• YOUR TASK:
Scan the listing that follows and report how many lines contain "soit". Write the number alone.

• INPUT RECORDS:
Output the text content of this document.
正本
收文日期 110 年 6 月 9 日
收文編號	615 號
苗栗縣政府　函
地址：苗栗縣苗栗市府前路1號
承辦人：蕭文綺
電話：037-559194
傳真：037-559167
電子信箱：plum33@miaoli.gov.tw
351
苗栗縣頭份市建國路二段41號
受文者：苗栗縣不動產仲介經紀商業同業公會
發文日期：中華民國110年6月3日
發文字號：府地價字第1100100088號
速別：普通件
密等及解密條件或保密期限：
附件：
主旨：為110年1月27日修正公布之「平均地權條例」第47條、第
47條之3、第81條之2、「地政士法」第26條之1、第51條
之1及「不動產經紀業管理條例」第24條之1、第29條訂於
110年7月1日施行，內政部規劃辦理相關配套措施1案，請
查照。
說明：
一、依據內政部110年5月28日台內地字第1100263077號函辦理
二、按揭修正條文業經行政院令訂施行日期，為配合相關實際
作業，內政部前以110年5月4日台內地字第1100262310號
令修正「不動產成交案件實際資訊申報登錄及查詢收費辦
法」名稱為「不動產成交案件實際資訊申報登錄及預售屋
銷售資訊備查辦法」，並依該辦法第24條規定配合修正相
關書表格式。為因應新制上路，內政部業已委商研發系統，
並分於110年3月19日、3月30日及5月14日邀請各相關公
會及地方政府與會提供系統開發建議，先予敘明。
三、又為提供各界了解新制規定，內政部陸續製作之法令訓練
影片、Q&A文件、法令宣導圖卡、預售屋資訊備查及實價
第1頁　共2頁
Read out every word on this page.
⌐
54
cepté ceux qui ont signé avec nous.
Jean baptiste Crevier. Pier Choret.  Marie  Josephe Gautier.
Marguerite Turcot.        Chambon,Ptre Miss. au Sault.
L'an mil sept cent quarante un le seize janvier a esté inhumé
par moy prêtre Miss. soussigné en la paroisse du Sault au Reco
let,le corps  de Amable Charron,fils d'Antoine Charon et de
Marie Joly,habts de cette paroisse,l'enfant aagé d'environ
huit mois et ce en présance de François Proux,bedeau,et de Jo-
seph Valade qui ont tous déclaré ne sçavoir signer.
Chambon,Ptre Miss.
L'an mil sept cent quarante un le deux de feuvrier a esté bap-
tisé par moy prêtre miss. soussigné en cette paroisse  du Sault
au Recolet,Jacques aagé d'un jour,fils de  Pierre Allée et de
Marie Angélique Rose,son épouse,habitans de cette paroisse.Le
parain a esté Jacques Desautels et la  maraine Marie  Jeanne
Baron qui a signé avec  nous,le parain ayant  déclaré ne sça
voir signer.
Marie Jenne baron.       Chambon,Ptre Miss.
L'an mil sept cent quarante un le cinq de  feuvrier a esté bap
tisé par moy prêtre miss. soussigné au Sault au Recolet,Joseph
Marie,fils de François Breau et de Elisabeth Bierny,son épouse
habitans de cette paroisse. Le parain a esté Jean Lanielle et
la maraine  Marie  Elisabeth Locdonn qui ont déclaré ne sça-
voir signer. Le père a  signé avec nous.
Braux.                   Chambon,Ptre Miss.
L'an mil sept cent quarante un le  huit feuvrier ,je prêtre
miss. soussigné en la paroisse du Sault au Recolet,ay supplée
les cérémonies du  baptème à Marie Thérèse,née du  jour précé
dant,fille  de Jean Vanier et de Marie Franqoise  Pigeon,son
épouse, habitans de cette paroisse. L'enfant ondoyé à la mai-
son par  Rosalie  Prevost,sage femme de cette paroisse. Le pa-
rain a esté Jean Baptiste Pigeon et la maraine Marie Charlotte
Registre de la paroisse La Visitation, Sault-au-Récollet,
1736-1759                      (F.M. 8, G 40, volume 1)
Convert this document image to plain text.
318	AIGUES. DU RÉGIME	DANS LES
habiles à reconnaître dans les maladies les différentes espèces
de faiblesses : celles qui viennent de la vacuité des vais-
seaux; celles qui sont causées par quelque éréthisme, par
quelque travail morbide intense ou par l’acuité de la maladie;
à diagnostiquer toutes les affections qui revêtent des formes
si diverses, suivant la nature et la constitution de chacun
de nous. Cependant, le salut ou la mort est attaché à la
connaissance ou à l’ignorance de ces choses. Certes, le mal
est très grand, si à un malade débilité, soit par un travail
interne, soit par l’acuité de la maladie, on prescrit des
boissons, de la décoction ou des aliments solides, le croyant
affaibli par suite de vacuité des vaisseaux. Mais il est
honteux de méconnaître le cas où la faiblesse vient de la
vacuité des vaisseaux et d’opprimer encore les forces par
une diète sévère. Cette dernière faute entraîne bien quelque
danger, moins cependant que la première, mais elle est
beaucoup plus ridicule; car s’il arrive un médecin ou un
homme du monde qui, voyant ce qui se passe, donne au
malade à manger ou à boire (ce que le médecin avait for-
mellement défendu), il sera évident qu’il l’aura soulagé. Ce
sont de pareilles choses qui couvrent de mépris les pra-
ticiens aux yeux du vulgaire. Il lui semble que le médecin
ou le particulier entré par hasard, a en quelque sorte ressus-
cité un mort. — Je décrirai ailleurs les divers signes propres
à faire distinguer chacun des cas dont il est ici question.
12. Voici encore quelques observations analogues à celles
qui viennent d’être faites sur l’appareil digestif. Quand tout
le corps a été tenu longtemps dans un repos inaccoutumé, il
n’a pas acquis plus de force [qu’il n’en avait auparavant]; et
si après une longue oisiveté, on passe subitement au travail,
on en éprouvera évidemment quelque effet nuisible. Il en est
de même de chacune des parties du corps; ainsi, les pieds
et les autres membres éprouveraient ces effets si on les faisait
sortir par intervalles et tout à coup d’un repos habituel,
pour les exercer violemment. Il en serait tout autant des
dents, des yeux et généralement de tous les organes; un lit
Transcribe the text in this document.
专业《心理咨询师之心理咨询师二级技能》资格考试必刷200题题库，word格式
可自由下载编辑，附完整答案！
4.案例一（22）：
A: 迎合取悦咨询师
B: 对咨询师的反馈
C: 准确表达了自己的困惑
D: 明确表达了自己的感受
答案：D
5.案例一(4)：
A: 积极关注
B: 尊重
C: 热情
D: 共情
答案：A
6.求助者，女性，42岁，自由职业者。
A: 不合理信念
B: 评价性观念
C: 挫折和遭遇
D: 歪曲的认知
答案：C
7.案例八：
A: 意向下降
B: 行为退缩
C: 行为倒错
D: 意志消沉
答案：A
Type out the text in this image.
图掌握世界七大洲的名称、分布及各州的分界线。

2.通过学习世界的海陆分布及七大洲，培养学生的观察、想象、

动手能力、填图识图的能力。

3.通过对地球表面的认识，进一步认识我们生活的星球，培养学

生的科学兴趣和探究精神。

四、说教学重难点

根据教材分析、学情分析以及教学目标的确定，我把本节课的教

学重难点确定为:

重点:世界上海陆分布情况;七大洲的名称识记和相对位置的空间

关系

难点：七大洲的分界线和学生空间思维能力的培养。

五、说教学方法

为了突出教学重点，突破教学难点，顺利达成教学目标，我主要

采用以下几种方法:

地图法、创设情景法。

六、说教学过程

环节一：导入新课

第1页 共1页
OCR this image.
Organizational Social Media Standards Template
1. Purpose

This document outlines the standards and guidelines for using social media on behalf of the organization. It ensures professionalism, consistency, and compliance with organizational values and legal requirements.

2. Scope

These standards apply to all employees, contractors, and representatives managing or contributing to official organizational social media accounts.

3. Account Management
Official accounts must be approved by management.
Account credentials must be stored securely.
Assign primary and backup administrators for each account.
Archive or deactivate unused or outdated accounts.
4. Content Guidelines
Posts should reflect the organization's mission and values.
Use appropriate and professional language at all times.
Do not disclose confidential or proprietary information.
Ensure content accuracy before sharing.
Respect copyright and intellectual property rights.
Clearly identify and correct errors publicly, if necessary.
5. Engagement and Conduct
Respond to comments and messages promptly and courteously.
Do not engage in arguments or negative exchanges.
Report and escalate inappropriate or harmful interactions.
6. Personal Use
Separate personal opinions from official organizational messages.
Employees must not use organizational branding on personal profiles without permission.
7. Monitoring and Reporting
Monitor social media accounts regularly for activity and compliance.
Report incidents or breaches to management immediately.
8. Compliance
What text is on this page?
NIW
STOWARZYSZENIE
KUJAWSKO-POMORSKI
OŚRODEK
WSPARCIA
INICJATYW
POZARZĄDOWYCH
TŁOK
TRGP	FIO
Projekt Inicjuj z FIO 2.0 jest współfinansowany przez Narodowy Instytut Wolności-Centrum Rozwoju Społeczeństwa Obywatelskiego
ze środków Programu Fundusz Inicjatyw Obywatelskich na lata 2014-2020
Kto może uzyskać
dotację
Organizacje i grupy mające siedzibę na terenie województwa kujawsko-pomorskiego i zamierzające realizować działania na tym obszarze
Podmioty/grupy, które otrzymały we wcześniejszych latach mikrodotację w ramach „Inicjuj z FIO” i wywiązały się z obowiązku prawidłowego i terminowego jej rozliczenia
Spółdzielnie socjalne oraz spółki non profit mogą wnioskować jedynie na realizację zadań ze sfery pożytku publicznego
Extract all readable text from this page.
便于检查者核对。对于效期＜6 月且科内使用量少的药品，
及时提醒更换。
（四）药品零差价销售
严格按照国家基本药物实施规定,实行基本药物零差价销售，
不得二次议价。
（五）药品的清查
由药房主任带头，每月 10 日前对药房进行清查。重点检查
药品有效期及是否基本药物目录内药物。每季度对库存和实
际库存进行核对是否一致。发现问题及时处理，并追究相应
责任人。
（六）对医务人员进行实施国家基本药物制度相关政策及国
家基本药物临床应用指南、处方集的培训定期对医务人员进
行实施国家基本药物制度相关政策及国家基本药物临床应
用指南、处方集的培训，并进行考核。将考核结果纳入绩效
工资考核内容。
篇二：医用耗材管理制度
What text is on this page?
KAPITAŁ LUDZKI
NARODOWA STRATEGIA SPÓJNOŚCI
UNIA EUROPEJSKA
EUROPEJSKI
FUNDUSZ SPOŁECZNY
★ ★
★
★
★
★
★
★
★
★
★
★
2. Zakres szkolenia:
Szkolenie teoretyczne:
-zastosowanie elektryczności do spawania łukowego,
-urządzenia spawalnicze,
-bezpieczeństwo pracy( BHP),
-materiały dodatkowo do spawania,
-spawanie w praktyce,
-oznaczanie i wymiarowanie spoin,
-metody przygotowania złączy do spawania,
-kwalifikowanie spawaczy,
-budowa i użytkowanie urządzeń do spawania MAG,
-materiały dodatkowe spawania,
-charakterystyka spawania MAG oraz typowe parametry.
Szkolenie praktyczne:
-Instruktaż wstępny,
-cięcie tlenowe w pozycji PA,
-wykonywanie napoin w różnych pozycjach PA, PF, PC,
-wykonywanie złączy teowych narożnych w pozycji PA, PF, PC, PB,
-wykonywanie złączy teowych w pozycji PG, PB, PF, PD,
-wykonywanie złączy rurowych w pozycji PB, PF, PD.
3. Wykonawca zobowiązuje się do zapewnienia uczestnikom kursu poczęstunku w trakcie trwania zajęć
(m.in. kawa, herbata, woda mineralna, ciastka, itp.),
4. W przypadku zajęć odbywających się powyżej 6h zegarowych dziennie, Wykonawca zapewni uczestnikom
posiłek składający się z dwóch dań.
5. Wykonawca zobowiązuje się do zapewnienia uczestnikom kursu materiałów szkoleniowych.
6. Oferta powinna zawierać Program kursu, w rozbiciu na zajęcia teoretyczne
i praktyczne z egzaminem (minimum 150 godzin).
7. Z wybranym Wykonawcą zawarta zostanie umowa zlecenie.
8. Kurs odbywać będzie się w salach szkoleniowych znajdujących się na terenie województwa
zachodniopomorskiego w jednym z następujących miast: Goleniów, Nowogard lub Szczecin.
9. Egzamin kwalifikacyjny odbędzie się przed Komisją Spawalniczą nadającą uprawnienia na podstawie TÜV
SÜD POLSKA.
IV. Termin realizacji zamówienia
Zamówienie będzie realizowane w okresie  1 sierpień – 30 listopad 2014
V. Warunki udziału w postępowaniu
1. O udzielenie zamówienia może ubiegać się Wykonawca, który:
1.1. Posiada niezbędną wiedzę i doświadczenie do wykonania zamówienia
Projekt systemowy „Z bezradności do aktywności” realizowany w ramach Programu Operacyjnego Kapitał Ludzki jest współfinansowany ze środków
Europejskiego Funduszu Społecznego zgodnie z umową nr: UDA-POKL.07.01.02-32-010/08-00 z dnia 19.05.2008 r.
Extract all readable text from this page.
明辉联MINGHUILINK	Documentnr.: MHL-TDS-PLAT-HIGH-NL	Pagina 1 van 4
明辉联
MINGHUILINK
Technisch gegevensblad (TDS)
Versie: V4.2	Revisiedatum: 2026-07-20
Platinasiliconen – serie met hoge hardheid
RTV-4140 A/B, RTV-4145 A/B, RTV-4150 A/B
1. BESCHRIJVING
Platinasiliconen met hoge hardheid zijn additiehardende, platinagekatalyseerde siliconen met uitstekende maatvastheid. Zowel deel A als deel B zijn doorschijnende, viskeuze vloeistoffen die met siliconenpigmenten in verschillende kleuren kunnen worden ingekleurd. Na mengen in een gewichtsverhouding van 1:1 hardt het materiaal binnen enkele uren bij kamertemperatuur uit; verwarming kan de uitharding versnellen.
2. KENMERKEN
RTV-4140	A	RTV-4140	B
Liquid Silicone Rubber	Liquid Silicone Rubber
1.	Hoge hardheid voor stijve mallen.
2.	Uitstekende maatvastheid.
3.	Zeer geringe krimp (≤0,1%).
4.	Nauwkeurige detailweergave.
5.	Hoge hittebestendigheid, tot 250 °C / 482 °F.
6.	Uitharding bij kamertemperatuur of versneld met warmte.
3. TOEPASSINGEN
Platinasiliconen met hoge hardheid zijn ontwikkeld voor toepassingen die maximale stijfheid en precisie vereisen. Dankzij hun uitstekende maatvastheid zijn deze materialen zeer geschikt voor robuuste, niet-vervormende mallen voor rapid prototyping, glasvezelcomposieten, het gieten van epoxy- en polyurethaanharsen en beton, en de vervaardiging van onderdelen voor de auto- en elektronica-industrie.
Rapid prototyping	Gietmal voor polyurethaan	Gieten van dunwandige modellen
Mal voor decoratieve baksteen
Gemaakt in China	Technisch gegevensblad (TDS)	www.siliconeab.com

• WRITTEN SOLUTION:
2